PROBLEM
Gather every line from the records below that contains the word "Inches".

RECORD EXCERPTS
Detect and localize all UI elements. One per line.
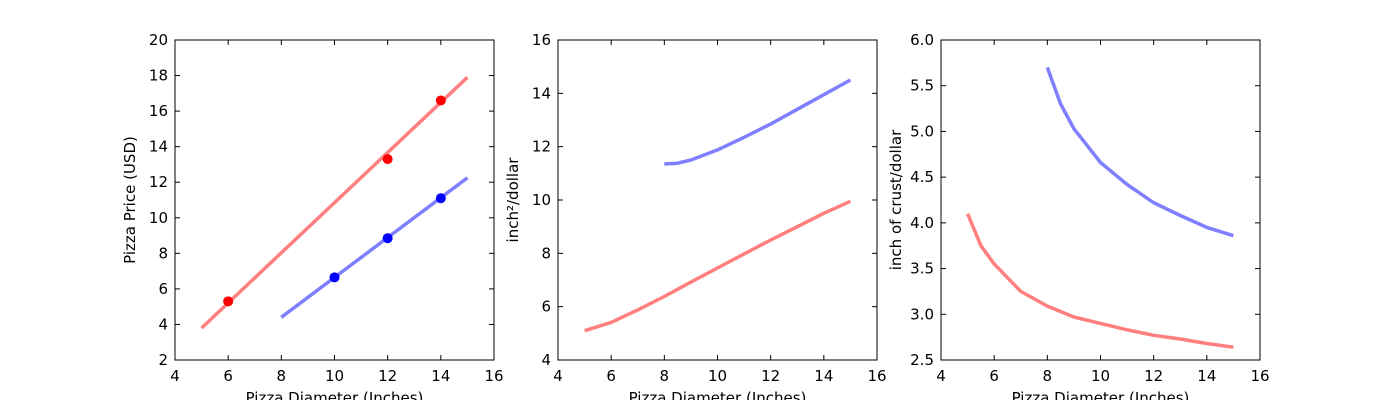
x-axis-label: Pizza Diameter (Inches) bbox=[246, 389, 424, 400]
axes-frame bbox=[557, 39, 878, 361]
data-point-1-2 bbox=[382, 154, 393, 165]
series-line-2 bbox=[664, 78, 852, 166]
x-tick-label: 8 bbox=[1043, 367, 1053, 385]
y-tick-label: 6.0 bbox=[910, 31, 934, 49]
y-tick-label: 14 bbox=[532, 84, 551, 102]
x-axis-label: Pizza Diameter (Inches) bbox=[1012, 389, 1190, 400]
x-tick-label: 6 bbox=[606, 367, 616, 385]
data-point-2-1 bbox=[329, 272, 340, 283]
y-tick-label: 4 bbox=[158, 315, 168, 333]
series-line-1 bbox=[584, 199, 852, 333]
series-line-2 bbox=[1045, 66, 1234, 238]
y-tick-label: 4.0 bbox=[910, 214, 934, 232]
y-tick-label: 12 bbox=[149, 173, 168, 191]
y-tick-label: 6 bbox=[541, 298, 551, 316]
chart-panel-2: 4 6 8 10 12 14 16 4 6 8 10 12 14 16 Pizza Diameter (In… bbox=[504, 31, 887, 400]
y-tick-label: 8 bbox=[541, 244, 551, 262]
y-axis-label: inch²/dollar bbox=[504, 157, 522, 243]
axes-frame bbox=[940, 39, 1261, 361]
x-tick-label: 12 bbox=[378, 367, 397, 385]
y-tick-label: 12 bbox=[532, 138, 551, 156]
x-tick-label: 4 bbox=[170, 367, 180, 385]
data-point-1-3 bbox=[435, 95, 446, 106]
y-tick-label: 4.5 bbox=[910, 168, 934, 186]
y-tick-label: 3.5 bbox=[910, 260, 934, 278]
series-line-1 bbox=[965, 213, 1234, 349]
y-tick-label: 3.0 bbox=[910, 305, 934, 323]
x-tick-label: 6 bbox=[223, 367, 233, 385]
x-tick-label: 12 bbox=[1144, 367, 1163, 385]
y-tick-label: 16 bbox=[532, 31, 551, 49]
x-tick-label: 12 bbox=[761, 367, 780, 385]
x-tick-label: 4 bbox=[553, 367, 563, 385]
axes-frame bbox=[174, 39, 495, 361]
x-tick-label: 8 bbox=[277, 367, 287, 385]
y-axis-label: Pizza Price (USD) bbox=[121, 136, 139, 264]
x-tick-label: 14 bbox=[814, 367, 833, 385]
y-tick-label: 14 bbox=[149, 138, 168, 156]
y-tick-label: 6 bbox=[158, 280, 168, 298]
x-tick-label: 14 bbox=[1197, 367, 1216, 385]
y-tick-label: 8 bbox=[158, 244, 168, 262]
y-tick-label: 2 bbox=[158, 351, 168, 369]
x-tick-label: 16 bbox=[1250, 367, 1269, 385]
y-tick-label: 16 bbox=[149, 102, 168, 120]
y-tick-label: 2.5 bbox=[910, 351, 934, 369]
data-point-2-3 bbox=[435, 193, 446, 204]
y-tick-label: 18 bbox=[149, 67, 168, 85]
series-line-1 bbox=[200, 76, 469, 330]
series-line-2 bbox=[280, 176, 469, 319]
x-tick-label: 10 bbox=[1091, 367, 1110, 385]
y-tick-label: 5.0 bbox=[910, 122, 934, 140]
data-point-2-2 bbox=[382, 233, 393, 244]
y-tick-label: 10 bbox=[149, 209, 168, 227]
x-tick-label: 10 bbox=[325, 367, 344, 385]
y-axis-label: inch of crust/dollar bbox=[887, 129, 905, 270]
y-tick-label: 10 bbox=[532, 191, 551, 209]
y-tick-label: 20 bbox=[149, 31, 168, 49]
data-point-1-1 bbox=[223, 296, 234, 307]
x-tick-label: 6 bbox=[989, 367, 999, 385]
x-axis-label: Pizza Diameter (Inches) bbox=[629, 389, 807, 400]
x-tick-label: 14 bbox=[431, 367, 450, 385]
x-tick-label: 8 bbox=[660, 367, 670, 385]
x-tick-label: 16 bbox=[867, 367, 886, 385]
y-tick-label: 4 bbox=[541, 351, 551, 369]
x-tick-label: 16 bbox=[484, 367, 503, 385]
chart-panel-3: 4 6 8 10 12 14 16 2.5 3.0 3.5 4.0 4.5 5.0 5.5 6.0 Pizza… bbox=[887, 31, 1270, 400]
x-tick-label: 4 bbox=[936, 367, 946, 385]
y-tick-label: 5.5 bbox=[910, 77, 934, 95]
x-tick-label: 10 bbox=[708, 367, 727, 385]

FINISHED EXERCISE
x-axis-label: Pizza Diameter (Inches) bbox=[246, 389, 424, 400]
x-axis-label: Pizza Diameter (Inches) bbox=[1012, 389, 1190, 400]
x-axis-label: Pizza Diameter (Inches) bbox=[629, 389, 807, 400]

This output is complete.